* START Record list *
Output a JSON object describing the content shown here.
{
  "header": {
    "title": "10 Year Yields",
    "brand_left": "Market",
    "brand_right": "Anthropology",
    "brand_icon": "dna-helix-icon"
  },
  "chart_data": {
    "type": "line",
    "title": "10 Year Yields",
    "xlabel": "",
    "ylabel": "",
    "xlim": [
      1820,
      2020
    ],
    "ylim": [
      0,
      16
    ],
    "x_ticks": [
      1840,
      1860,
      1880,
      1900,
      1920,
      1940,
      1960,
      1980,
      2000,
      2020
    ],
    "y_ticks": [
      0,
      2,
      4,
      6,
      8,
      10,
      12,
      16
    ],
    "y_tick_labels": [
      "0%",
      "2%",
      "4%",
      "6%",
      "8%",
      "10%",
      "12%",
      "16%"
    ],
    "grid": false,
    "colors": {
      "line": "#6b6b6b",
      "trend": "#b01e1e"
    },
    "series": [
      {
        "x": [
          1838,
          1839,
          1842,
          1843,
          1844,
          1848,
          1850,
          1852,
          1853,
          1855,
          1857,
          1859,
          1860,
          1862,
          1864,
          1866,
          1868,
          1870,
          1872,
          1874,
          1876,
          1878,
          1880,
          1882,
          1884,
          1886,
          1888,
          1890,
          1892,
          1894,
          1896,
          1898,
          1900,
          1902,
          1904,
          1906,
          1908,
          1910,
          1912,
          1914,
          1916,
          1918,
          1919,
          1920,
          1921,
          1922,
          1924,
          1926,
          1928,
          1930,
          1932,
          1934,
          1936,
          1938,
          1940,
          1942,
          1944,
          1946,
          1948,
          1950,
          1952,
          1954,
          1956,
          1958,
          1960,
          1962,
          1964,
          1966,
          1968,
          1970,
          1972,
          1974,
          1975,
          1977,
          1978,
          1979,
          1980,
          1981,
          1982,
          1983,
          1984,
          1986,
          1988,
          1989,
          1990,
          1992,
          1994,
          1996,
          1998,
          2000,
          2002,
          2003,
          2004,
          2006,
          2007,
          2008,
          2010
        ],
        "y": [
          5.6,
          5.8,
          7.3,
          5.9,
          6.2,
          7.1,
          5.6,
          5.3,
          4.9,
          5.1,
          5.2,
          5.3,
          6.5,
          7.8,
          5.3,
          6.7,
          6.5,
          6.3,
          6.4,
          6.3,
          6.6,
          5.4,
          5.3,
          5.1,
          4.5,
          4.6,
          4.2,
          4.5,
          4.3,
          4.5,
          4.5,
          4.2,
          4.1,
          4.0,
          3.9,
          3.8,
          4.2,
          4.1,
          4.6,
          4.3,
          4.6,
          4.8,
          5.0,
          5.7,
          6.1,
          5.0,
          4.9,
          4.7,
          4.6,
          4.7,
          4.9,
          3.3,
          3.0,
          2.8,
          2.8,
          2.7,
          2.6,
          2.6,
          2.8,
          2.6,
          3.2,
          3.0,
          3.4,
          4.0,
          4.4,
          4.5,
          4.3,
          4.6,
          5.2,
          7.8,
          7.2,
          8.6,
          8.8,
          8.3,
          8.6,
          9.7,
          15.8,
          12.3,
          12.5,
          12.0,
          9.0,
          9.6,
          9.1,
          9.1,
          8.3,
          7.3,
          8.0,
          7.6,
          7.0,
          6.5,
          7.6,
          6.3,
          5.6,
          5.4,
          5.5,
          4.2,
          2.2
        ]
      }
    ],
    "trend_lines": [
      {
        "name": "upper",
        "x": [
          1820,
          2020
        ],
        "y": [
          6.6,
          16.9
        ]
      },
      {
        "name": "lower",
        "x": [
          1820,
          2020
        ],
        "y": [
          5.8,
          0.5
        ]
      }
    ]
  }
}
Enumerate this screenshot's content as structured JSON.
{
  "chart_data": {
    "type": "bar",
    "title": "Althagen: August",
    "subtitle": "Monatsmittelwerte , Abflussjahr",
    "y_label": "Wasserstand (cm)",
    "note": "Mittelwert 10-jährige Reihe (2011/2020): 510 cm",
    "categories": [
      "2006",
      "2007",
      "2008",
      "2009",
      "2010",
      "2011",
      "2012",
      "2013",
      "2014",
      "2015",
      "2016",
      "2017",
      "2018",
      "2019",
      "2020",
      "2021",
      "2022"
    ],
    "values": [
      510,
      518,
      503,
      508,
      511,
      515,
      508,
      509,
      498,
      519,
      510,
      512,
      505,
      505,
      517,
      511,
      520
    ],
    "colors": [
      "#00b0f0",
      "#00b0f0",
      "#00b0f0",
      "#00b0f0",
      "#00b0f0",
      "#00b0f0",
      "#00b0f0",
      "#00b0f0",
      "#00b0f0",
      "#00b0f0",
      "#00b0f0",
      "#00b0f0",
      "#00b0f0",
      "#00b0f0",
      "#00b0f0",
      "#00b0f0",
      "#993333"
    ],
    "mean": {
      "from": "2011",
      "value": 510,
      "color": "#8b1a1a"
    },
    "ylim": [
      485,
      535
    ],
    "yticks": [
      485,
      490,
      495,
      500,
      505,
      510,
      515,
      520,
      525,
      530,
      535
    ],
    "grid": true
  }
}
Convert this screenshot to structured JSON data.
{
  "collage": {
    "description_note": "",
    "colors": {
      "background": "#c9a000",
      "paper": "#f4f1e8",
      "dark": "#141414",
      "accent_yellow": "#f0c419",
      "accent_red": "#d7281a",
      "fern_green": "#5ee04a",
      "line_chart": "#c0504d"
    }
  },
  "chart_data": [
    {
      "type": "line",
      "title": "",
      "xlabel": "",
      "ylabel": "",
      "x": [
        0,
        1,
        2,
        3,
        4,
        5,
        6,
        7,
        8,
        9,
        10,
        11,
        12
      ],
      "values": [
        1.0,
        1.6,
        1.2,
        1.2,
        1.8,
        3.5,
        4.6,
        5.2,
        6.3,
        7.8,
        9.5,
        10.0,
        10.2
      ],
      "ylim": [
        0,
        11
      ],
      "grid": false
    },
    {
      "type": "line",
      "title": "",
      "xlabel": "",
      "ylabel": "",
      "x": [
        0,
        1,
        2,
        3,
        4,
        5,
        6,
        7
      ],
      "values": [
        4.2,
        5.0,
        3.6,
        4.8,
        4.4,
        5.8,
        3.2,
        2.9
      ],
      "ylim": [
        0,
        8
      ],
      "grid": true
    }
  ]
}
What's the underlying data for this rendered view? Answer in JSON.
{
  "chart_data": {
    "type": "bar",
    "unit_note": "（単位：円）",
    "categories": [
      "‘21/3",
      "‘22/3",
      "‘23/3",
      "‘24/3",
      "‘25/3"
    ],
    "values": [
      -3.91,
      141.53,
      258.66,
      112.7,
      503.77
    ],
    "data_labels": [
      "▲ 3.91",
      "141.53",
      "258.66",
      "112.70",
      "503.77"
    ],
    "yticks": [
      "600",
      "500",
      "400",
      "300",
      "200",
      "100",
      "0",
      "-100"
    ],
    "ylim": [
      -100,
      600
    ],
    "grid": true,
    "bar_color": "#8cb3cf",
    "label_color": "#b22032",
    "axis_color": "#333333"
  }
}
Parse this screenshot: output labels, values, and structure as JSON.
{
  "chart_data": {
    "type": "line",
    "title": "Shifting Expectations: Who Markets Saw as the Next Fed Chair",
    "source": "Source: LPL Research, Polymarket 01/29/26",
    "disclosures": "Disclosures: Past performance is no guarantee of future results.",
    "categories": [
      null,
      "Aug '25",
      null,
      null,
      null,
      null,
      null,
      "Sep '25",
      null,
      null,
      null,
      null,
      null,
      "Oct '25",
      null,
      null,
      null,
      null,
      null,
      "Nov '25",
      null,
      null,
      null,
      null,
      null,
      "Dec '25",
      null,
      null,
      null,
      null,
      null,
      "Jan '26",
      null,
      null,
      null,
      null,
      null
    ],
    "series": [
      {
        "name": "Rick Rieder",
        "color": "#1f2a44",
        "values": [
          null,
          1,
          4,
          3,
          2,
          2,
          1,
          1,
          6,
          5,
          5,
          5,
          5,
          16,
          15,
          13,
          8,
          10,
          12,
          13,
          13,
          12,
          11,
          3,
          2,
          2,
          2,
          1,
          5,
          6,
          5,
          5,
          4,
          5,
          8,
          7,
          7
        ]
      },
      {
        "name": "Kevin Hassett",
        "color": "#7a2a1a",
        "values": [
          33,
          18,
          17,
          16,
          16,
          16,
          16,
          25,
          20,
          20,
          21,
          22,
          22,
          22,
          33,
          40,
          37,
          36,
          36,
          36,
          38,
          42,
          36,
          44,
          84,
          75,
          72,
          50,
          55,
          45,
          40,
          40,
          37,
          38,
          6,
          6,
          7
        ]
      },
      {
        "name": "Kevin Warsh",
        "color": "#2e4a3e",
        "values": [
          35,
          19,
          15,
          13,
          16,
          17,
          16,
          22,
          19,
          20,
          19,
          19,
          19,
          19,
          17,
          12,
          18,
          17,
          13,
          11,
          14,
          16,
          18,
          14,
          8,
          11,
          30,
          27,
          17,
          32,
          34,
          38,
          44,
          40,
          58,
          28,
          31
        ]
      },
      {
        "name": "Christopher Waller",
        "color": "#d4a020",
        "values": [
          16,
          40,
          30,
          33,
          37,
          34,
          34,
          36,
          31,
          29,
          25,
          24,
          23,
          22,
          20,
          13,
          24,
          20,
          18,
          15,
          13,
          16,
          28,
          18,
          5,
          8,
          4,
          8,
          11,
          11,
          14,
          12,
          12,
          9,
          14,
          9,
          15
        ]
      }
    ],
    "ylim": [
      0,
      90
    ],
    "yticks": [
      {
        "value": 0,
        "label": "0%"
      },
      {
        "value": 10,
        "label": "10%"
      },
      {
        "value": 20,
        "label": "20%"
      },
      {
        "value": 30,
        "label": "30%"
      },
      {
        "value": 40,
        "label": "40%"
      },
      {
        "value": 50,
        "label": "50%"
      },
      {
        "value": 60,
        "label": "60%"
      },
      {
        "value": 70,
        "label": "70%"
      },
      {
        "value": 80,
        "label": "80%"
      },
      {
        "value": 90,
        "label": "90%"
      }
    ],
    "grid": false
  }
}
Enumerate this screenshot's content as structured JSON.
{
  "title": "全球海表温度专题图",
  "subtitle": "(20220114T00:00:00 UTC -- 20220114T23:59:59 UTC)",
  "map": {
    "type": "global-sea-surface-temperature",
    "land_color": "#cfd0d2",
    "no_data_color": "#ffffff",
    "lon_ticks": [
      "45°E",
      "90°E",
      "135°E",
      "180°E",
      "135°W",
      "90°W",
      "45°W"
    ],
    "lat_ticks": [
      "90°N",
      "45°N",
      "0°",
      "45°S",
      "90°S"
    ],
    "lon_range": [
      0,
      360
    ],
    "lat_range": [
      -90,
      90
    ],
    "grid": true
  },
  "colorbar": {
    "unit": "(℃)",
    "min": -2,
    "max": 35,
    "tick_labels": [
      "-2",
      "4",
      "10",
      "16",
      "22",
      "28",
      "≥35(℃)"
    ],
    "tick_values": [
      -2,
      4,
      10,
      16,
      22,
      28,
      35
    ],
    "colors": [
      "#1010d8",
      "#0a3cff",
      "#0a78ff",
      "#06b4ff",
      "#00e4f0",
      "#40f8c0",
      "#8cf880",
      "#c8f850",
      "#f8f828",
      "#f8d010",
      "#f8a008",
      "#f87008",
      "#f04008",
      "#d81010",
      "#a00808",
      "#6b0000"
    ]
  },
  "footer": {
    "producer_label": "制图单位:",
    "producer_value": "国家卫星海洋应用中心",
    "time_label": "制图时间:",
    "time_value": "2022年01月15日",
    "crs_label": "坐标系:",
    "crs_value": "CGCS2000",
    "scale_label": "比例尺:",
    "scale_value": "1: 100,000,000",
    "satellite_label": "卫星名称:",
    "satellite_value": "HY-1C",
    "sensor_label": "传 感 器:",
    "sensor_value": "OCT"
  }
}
* END Record list *
**Required work**
Show every line in the records above that contains the word "subtitle".

**Task answer**
    "subtitle": "Monatsmittelwerte , Abflussjahr",
  "subtitle": "(20220114T00:00:00 UTC -- 20220114T23:59:59 UTC)",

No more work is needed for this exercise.